• **Task instructions**
Print all records exactly, leaving nothing out.

Dataset entries:
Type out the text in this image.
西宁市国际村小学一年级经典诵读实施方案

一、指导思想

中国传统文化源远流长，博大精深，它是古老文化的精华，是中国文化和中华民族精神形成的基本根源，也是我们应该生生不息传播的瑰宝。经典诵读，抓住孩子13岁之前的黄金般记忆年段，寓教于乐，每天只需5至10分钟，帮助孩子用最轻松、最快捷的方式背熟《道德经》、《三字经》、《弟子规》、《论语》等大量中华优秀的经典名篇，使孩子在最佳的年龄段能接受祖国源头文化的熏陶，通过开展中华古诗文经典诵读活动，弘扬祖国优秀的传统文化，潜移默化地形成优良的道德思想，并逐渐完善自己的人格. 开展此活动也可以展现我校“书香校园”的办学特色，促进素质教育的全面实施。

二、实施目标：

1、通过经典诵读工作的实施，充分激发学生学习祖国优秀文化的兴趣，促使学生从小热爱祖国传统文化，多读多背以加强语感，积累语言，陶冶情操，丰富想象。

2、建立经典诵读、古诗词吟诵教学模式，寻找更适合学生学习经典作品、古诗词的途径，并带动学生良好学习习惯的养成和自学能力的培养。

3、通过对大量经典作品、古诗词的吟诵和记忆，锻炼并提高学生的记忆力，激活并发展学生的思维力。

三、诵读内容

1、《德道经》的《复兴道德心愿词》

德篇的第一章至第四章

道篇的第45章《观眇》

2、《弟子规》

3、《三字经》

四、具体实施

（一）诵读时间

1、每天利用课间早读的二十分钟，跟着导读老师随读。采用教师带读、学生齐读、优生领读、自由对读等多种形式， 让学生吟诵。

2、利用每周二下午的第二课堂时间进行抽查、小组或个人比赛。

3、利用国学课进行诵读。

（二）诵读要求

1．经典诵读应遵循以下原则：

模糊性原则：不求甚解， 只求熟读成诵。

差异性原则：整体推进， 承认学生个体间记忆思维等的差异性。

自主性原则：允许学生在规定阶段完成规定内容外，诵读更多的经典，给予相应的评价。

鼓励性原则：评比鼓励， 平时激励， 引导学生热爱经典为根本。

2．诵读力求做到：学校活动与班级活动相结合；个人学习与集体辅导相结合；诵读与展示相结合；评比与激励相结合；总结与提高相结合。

• **Finished exercise**
Type out the text in this image.
西宁市国际村小学一年级经典诵读实施方案

一、指导思想

中国传统文化源远流长，博大精深，它是古老文化的精华，是中国文化和中华民族精神形成的基本根源，也是我们应该生生不息传播的瑰宝。经典诵读，抓住孩子13岁之前的黄金般记忆年段，寓教于乐，每天只需5至10分钟，帮助孩子用最轻松、最快捷的方式背熟《道德经》、《三字经》、《弟子规》、《论语》等大量中华优秀的经典名篇，使孩子在最佳的年龄段能接受祖国源头文化的熏陶，通过开展中华古诗文经典诵读活动，弘扬祖国优秀的传统文化，潜移默化地形成优良的道德思想，并逐渐完善自己的人格. 开展此活动也可以展现我校“书香校园”的办学特色，促进素质教育的全面实施。

二、实施目标：

1、通过经典诵读工作的实施，充分激发学生学习祖国优秀文化的兴趣，促使学生从小热爱祖国传统文化，多读多背以加强语感，积累语言，陶冶情操，丰富想象。

2、建立经典诵读、古诗词吟诵教学模式，寻找更适合学生学习经典作品、古诗词的途径，并带动学生良好学习习惯的养成和自学能力的培养。

3、通过对大量经典作品、古诗词的吟诵和记忆，锻炼并提高学生的记忆力，激活并发展学生的思维力。

三、诵读内容

1、《德道经》的《复兴道德心愿词》

德篇的第一章至第四章

道篇的第45章《观眇》

2、《弟子规》

3、《三字经》

四、具体实施

（一）诵读时间

1、每天利用课间早读的二十分钟，跟着导读老师随读。采用教师带读、学生齐读、优生领读、自由对读等多种形式， 让学生吟诵。

2、利用每周二下午的第二课堂时间进行抽查、小组或个人比赛。

3、利用国学课进行诵读。

（二）诵读要求

1．经典诵读应遵循以下原则：

模糊性原则：不求甚解， 只求熟读成诵。

差异性原则：整体推进， 承认学生个体间记忆思维等的差异性。

自主性原则：允许学生在规定阶段完成规定内容外，诵读更多的经典，给予相应的评价。

鼓励性原则：评比鼓励， 平时激励， 引导学生热爱经典为根本。

2．诵读力求做到：学校活动与班级活动相结合；个人学习与集体辅导相结合；诵读与展示相结合；评比与激励相结合；总结与提高相结合。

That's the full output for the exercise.